- **GIVEN TASK**:
Find the string "intro" and gather every line that holds it.

- **EXERCISE MATERIALS**:
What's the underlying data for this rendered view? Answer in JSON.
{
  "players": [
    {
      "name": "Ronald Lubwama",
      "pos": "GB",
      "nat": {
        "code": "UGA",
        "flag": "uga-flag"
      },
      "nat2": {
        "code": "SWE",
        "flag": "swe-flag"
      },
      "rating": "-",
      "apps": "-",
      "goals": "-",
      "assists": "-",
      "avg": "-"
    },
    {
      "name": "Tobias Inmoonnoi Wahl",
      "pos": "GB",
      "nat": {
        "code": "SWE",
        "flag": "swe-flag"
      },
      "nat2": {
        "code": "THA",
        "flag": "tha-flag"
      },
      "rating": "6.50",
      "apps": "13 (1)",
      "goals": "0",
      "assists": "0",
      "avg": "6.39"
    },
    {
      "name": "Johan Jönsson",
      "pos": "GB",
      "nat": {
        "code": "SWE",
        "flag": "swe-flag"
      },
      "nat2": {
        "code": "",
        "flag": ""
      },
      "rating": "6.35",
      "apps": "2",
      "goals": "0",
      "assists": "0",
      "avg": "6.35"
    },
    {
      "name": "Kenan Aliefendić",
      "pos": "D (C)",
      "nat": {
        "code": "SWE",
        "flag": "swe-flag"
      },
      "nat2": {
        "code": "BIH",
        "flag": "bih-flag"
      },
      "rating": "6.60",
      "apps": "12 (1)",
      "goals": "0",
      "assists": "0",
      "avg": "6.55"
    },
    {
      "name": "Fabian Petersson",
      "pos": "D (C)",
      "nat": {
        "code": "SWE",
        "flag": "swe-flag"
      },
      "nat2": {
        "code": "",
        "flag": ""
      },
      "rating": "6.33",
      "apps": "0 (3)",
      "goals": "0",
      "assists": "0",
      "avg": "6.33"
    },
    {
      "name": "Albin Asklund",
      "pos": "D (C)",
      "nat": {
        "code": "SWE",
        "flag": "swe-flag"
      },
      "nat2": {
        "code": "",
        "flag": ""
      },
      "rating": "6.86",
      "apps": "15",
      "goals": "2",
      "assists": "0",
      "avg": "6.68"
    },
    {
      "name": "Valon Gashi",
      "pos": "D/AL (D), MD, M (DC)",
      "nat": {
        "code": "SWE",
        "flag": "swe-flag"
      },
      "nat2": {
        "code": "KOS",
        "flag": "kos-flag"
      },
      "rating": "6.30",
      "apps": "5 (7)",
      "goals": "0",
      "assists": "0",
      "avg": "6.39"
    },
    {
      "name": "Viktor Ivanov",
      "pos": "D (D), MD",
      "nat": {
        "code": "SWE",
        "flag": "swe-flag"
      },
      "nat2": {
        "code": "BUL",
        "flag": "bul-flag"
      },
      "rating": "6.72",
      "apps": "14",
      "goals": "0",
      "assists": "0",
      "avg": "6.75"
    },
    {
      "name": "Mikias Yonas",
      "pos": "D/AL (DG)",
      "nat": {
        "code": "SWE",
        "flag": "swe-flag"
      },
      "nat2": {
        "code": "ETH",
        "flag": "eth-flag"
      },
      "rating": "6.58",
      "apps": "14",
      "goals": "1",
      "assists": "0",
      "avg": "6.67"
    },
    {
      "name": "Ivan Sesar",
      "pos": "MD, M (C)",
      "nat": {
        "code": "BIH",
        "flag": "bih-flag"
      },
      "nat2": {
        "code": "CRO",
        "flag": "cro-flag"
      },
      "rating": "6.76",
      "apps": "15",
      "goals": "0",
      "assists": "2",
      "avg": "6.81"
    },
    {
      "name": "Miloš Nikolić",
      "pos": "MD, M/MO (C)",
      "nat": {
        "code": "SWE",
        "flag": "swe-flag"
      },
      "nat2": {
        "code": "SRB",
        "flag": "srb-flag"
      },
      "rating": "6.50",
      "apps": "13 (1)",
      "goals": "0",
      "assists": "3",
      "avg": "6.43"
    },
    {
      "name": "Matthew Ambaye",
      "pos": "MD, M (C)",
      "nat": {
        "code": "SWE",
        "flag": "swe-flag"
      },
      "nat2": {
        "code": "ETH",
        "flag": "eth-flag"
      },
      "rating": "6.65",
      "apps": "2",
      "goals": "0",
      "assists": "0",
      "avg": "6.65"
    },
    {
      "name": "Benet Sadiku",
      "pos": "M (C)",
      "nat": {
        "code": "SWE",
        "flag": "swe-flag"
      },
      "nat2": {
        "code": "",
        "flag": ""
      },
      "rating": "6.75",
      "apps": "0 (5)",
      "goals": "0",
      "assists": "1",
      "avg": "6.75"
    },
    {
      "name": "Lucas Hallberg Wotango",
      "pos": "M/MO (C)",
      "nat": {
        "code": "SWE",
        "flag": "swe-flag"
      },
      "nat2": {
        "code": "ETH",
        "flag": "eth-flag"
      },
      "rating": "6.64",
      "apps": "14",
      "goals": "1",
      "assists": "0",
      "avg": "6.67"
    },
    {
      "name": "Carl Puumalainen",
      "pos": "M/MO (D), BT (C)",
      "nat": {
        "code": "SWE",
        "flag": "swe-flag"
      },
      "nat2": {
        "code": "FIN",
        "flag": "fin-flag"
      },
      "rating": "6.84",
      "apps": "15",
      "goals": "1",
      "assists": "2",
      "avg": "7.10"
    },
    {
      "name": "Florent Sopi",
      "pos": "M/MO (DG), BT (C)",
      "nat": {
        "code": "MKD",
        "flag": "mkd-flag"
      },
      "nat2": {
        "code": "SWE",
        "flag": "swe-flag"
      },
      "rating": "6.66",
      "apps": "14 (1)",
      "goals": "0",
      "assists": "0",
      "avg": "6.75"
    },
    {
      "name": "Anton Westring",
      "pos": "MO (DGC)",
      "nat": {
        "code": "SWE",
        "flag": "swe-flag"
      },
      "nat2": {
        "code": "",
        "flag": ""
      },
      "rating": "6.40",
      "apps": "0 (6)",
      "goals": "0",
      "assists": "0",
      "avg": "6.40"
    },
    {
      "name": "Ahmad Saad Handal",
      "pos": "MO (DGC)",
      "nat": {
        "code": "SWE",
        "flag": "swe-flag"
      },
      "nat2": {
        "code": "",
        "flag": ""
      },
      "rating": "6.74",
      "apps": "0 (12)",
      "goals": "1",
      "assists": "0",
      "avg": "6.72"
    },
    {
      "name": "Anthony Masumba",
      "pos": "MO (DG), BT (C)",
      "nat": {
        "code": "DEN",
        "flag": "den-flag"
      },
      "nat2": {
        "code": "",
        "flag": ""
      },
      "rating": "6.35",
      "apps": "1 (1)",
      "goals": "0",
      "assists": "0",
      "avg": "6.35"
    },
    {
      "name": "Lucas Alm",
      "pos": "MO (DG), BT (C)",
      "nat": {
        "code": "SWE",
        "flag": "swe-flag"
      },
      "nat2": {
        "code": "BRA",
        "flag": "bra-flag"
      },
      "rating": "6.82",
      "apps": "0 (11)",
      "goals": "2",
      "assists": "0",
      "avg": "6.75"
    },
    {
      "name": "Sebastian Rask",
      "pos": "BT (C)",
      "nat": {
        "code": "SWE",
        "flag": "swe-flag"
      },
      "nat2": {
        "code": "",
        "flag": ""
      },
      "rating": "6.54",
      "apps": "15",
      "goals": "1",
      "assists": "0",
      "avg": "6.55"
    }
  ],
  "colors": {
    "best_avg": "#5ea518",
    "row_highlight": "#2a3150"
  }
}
...
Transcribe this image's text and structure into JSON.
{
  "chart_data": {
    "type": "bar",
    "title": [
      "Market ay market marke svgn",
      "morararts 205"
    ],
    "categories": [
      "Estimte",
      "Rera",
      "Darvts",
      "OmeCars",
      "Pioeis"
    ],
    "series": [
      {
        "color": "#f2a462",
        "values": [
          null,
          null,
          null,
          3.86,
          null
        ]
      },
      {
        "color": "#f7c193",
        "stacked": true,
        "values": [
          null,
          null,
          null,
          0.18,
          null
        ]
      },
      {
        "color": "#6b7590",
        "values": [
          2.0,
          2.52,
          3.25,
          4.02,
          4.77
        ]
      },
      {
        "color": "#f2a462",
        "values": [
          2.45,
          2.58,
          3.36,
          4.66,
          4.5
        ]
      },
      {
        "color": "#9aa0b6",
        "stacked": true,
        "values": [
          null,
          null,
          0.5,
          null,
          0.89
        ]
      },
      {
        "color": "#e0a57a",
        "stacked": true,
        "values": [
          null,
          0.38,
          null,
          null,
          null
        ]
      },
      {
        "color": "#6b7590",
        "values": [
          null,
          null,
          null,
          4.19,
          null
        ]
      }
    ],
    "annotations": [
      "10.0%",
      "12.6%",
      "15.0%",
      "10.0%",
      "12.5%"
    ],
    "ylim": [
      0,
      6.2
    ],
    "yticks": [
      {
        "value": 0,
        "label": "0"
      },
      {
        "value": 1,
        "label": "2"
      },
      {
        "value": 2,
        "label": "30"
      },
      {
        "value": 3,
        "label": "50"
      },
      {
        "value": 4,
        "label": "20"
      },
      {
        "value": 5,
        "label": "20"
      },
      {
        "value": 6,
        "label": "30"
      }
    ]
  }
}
==
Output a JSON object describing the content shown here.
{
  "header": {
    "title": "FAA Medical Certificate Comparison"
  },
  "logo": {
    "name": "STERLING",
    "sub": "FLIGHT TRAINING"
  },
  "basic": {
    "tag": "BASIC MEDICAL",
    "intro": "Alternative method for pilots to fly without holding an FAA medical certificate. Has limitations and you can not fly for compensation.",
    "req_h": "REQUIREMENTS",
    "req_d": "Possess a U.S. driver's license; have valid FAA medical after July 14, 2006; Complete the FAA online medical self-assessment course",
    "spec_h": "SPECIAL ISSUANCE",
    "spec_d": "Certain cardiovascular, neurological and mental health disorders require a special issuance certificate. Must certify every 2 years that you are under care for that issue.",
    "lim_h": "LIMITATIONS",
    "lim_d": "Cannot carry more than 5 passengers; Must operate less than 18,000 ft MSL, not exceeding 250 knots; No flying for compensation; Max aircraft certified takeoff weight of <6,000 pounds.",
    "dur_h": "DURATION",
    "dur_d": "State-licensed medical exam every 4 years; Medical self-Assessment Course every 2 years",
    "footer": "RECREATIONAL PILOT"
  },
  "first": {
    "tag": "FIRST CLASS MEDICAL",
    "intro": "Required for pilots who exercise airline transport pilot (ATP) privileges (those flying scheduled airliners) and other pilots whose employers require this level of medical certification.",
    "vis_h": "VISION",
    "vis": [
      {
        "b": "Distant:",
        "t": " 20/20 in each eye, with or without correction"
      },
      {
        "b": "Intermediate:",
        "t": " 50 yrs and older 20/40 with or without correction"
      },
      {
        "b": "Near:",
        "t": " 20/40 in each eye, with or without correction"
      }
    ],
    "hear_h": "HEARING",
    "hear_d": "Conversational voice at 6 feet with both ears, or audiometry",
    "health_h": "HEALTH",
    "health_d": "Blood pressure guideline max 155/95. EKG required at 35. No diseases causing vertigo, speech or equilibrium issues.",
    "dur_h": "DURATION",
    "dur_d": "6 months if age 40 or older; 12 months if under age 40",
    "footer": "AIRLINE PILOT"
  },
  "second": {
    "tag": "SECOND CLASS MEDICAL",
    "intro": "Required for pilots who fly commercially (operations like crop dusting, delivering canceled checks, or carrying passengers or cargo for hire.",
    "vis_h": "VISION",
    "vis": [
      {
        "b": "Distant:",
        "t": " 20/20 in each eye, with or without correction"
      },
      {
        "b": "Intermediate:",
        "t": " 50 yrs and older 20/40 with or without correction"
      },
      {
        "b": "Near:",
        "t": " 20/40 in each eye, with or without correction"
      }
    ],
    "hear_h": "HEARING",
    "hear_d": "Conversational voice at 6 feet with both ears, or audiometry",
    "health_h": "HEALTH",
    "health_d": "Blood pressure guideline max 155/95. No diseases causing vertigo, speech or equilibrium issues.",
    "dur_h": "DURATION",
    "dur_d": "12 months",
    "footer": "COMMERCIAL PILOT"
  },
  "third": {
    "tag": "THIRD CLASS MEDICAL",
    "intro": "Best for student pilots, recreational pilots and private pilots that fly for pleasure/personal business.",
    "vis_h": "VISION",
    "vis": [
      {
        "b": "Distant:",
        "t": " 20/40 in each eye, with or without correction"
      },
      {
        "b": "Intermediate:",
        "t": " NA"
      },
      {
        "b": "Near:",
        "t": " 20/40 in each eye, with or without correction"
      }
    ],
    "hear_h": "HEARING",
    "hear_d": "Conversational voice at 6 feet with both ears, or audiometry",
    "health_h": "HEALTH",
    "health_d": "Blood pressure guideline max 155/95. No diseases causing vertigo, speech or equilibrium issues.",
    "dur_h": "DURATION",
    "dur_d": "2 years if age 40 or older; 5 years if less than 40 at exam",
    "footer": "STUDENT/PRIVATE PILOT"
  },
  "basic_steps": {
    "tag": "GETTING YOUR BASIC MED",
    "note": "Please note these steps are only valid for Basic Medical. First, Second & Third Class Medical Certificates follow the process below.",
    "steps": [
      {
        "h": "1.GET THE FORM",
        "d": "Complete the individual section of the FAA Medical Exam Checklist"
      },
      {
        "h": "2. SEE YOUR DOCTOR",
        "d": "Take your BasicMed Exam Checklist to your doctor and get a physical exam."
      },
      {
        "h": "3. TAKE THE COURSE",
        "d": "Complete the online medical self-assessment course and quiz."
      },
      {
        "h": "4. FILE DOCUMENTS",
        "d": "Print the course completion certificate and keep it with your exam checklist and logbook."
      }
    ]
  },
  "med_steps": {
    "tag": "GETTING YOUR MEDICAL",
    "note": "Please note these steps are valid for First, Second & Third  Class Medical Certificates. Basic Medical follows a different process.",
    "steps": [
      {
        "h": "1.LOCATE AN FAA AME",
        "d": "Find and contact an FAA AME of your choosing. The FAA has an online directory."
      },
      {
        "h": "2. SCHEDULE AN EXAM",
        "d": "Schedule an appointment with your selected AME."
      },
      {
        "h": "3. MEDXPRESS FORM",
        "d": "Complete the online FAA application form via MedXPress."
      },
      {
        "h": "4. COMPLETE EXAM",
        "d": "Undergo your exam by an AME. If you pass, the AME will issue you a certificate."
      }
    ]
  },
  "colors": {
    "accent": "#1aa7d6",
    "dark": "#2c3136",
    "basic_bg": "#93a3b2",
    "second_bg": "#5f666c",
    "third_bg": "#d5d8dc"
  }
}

- **COMPLETE RESPONSE**:
    "intro": "Alternative method for pilots to fly without holding an FAA medical certificate. Has limitations and you can not fly for compensation.",
    "intro": "Required for pilots who exercise airline transport pilot (ATP) privileges (those flying scheduled airliners) and other pilots whose employers require this level of medical certification.",
    "intro": "Required for pilots who fly commercially (operations like crop dusting, delivering canceled checks, or carrying passengers or cargo for hire.",
    "intro": "Best for student pilots, recreational pilots and private pilots that fly for pleasure/personal business.",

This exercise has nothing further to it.